Challenge -
Could the lines from the one with "Read all visible content and emit it as JSON." through the end of the listing be restated exactly, with nothing else included?

Material for this exercise -
========================================================================

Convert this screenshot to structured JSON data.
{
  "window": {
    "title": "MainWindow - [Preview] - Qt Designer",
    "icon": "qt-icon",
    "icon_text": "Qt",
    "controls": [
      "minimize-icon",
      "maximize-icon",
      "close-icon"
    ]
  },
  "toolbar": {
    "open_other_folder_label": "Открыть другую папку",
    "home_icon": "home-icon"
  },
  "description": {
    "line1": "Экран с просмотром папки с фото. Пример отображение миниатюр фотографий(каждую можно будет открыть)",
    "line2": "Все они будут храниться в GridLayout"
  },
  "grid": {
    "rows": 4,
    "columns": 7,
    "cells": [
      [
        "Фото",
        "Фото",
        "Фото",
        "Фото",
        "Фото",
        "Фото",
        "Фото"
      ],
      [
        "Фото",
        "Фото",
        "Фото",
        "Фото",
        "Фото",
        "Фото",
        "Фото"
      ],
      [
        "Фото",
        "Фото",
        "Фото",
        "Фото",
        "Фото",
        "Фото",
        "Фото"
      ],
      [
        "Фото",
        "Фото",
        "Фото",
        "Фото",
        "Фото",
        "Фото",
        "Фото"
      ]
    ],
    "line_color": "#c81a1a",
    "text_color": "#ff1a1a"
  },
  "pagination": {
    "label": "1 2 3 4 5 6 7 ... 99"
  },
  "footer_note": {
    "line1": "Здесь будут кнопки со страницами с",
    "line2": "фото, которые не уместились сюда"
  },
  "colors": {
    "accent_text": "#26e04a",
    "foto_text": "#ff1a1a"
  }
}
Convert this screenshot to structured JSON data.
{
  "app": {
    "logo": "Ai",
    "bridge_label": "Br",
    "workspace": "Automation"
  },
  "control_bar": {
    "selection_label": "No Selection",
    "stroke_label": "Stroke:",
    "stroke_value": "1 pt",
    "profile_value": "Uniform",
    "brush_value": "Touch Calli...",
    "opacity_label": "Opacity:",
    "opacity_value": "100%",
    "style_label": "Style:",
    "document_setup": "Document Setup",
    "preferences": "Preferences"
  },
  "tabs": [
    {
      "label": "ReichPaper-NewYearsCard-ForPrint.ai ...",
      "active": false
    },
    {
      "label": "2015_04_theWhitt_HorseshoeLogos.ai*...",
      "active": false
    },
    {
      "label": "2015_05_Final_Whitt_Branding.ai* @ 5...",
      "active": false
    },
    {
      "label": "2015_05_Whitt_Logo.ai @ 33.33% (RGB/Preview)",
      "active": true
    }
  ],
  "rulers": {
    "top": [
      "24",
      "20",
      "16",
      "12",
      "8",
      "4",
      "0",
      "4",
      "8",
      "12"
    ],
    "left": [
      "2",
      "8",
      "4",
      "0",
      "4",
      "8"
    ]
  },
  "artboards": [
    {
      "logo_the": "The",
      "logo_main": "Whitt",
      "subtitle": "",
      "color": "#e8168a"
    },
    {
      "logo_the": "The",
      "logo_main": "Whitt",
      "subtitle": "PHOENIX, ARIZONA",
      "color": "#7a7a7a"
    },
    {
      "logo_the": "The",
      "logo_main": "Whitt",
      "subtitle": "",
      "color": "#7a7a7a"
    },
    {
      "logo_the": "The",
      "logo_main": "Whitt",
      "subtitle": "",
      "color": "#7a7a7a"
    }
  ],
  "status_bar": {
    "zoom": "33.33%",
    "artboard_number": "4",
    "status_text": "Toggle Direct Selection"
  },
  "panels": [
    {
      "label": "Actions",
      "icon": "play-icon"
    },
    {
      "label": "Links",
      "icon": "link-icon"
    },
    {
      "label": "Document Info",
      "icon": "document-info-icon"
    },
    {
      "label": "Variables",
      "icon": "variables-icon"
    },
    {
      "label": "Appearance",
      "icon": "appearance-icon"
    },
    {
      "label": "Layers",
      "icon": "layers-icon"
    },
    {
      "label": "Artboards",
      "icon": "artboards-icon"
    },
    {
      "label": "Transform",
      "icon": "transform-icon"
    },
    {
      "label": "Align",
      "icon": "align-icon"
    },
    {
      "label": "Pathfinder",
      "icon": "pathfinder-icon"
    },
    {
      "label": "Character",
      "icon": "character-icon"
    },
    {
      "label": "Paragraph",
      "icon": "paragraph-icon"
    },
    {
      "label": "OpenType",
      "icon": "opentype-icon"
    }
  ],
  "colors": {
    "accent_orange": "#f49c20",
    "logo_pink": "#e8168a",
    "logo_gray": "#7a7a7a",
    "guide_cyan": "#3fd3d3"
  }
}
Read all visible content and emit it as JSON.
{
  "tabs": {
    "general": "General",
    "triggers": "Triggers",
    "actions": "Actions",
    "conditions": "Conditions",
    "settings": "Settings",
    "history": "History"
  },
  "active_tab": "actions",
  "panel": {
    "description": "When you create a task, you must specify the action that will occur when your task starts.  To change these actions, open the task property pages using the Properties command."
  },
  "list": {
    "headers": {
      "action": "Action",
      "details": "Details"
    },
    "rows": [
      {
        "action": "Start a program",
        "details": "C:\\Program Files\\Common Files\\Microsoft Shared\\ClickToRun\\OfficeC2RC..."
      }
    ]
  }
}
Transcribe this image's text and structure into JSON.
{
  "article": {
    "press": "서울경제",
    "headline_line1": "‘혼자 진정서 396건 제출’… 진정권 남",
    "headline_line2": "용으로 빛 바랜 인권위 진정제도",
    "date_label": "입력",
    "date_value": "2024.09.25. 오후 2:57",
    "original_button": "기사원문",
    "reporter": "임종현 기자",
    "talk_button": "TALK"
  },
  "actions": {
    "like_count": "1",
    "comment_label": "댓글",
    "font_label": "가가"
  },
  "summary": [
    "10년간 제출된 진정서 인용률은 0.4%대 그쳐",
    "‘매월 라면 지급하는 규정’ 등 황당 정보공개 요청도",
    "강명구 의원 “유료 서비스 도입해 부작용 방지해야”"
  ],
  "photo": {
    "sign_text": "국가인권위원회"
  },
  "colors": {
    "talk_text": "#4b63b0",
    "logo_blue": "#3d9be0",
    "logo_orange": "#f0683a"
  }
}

========================================================================

Solution -
Read all visible content and emit it as JSON.
{
  "tabs": {
    "general": "General",
    "triggers": "Triggers",
    "actions": "Actions",
    "conditions": "Conditions",
    "settings": "Settings",
    "history": "History"
  },
  "active_tab": "actions",
  "panel": {
    "description": "When you create a task, you must specify the action that will occur when your task starts.  To change these actions, open the task property pages using the Properties command."
  },
  "list": {
    "headers": {
      "action": "Action",
      "details": "Details"
    },
    "rows": [
      {
        "action": "Start a program",
        "details": "C:\\Program Files\\Common Files\\Microsoft Shared\\ClickToRun\\OfficeC2RC..."
      }
    ]
  }
}
Transcribe this image's text and structure into JSON.
{
  "article": {
    "press": "서울경제",
    "headline_line1": "‘혼자 진정서 396건 제출’… 진정권 남",
    "headline_line2": "용으로 빛 바랜 인권위 진정제도",
    "date_label": "입력",
    "date_value": "2024.09.25. 오후 2:57",
    "original_button": "기사원문",
    "reporter": "임종현 기자",
    "talk_button": "TALK"
  },
  "actions": {
    "like_count": "1",
    "comment_label": "댓글",
    "font_label": "가가"
  },
  "summary": [
    "10년간 제출된 진정서 인용률은 0.4%대 그쳐",
    "‘매월 라면 지급하는 규정’ 등 황당 정보공개 요청도",
    "강명구 의원 “유료 서비스 도입해 부작용 방지해야”"
  ],
  "photo": {
    "sign_text": "국가인권위원회"
  },
  "colors": {
    "talk_text": "#4b63b0",
    "logo_blue": "#3d9be0",
    "logo_orange": "#f0683a"
  }
}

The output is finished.